[EXERCISE MATERIAL]
———

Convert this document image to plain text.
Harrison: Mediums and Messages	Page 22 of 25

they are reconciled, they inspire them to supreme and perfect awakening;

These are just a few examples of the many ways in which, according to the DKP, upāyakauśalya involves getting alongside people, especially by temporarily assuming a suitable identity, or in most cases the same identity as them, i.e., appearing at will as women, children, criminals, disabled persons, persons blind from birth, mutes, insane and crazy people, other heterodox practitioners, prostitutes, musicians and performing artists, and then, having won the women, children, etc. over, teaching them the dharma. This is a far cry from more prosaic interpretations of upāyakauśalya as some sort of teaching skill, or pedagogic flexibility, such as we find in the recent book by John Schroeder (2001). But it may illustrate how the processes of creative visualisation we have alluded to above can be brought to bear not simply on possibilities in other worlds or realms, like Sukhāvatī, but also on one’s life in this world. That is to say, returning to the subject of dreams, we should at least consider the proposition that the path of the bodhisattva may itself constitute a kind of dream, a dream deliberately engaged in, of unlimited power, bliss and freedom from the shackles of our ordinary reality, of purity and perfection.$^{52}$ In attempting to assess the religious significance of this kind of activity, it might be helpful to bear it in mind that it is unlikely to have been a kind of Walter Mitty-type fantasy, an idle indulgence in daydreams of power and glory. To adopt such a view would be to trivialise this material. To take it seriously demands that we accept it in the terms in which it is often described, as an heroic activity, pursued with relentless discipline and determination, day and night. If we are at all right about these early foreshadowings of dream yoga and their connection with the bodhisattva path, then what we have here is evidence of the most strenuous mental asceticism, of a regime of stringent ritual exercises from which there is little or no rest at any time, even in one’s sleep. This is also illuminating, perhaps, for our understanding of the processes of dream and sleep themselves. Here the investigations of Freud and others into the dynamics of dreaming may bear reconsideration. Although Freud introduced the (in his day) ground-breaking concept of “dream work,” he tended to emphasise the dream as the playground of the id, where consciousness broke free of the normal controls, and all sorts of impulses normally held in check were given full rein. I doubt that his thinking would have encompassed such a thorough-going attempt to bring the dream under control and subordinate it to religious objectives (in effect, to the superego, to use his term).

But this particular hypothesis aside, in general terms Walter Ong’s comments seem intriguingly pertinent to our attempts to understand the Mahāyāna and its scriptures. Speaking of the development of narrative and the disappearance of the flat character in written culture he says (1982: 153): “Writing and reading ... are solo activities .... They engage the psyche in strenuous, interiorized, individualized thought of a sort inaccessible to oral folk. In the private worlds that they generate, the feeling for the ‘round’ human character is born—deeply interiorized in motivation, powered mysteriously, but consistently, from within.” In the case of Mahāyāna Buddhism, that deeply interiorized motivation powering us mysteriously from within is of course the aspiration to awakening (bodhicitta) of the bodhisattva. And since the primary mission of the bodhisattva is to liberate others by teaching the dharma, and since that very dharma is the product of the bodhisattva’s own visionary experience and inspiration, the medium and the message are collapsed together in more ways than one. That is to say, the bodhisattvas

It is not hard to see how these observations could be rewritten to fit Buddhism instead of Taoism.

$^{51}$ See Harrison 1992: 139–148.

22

———

Show, from the listing above, each line that contains the word "Harrison".

[WRITTEN ANSWER]
Harrison: Mediums and Messages	Page 22 of 25
$^{51}$ See Harrison 1992: 139–148.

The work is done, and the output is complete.